Look through the data below and count each line where the word "title" appears. Reply with the count alone.

───── Record extracts ─────

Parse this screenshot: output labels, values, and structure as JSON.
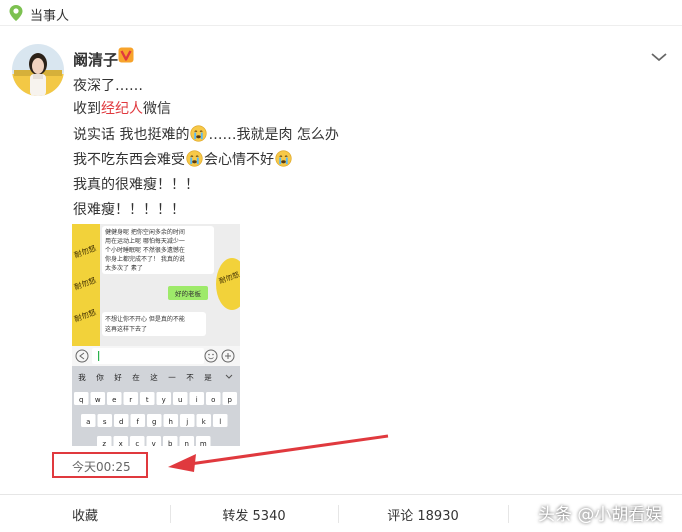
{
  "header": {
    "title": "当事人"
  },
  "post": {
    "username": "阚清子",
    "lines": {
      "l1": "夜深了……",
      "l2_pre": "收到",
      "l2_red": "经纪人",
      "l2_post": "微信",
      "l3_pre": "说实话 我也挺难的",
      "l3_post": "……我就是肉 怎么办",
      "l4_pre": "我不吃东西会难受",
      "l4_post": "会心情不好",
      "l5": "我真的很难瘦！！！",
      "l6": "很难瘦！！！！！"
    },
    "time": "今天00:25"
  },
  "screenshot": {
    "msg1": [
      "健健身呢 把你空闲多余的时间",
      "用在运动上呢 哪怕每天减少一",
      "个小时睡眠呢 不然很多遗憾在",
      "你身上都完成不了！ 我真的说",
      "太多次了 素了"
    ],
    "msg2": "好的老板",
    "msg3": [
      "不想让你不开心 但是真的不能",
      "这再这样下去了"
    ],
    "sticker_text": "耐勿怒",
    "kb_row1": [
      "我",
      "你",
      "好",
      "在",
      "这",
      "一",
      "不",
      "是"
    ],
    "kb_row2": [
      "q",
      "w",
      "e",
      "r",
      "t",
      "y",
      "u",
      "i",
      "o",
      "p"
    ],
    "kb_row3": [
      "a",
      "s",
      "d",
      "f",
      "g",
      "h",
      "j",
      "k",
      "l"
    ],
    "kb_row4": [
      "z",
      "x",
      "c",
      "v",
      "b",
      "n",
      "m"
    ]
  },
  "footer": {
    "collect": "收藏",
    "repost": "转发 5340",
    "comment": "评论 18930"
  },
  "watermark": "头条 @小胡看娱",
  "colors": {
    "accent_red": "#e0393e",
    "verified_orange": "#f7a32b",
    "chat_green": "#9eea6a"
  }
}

─────
───── Record extracts ─────

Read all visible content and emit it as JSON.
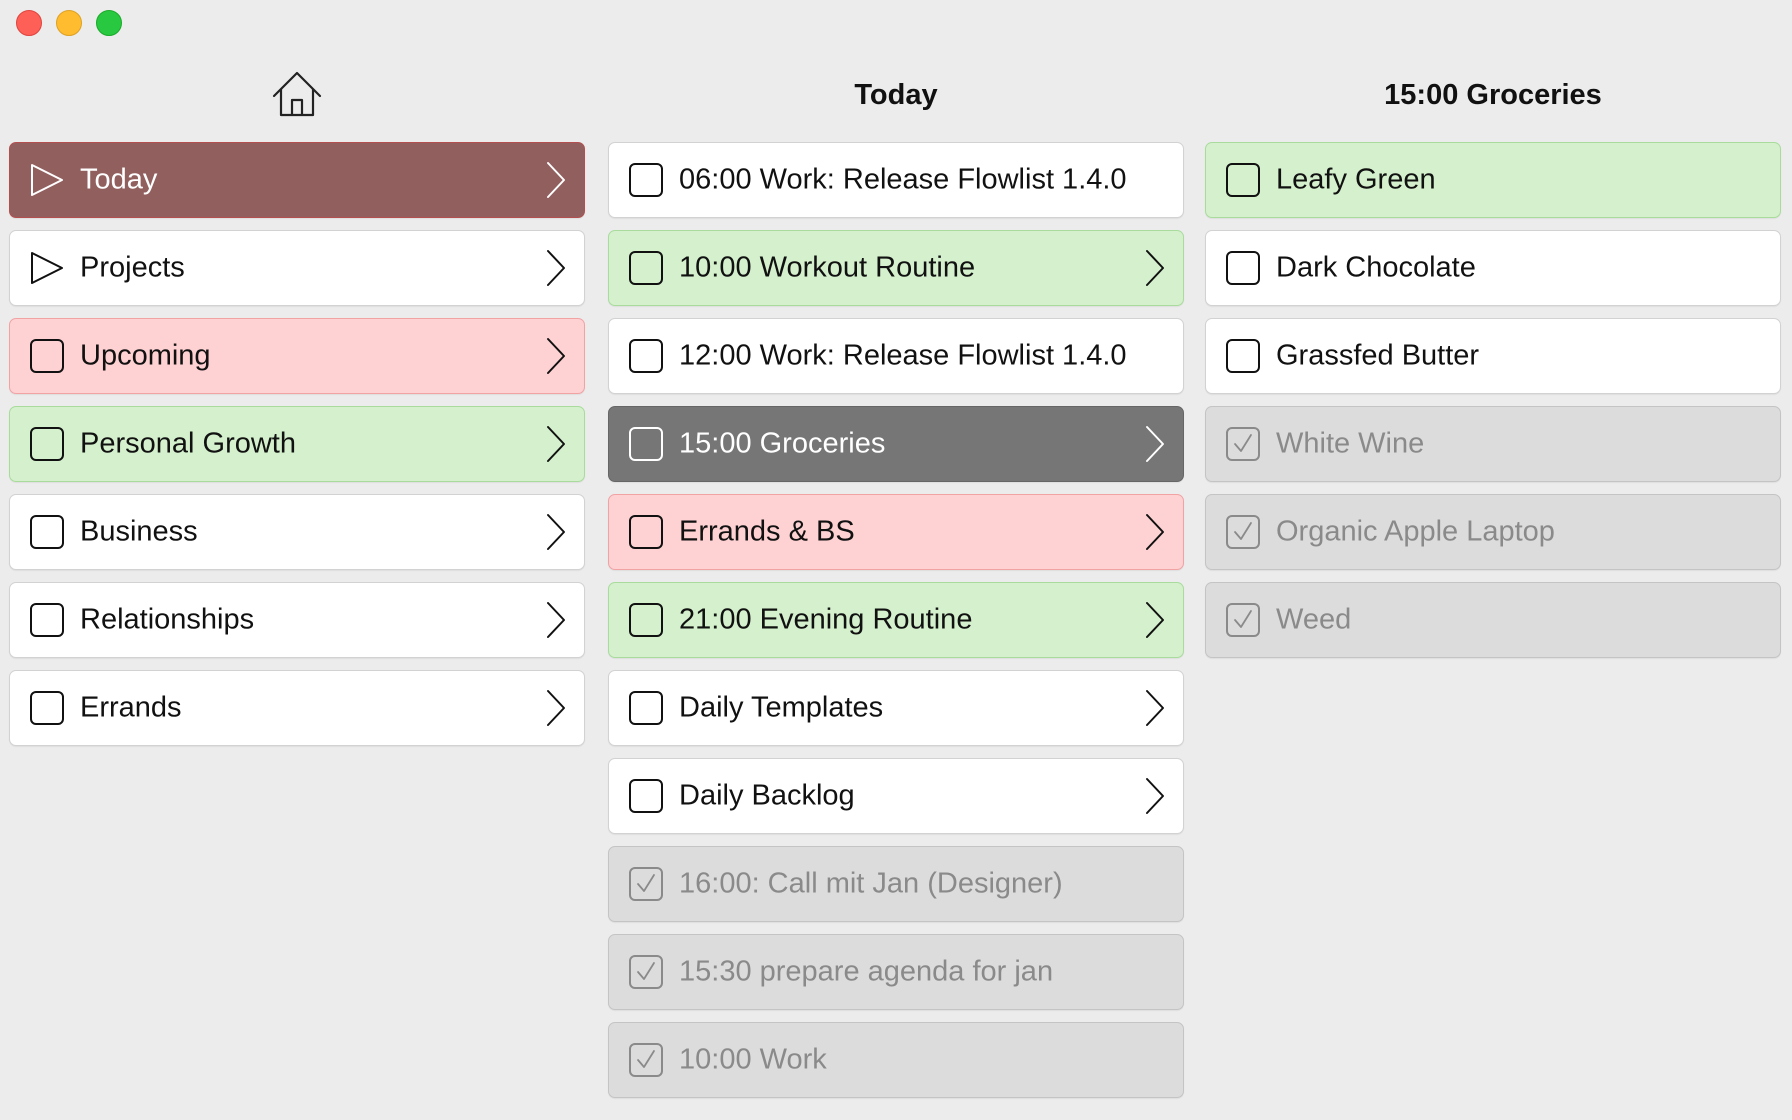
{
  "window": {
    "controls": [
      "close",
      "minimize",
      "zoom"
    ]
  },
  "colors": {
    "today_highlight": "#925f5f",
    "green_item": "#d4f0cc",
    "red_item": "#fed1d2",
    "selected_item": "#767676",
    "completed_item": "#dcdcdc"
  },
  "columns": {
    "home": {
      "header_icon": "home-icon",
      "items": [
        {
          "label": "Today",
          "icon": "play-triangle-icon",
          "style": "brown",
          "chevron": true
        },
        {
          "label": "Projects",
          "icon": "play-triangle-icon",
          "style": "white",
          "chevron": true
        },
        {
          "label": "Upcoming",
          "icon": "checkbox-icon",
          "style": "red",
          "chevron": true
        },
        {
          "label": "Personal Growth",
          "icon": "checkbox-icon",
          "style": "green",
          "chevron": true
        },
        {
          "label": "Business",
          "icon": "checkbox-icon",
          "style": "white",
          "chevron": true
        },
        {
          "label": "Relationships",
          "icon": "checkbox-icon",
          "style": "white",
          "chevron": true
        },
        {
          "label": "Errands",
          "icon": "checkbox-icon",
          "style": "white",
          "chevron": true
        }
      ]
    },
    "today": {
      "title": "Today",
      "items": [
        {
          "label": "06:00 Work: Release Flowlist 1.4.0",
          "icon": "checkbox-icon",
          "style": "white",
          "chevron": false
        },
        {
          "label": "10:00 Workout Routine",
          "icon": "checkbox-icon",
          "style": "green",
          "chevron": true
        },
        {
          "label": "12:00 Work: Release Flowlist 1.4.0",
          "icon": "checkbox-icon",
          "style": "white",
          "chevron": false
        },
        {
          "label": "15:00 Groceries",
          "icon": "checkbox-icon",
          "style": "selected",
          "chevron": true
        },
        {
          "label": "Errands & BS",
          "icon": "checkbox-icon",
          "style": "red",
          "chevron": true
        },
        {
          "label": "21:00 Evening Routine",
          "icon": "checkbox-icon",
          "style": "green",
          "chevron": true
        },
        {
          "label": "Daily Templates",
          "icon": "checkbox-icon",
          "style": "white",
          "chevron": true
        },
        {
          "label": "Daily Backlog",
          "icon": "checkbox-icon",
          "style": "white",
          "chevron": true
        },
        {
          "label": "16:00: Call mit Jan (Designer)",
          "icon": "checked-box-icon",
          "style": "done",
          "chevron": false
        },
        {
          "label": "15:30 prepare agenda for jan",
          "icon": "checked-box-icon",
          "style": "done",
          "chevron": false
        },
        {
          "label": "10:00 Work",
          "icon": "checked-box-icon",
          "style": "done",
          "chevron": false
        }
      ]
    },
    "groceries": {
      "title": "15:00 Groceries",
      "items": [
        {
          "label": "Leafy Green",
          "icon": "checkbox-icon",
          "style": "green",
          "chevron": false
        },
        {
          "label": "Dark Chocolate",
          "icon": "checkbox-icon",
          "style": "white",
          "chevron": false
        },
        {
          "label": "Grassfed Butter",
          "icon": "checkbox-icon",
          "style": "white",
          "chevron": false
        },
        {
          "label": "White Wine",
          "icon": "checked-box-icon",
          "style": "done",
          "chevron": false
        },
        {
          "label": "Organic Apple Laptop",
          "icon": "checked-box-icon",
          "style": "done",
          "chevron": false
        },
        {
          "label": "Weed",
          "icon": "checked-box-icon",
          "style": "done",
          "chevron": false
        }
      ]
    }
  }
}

─────

## Expected answer
3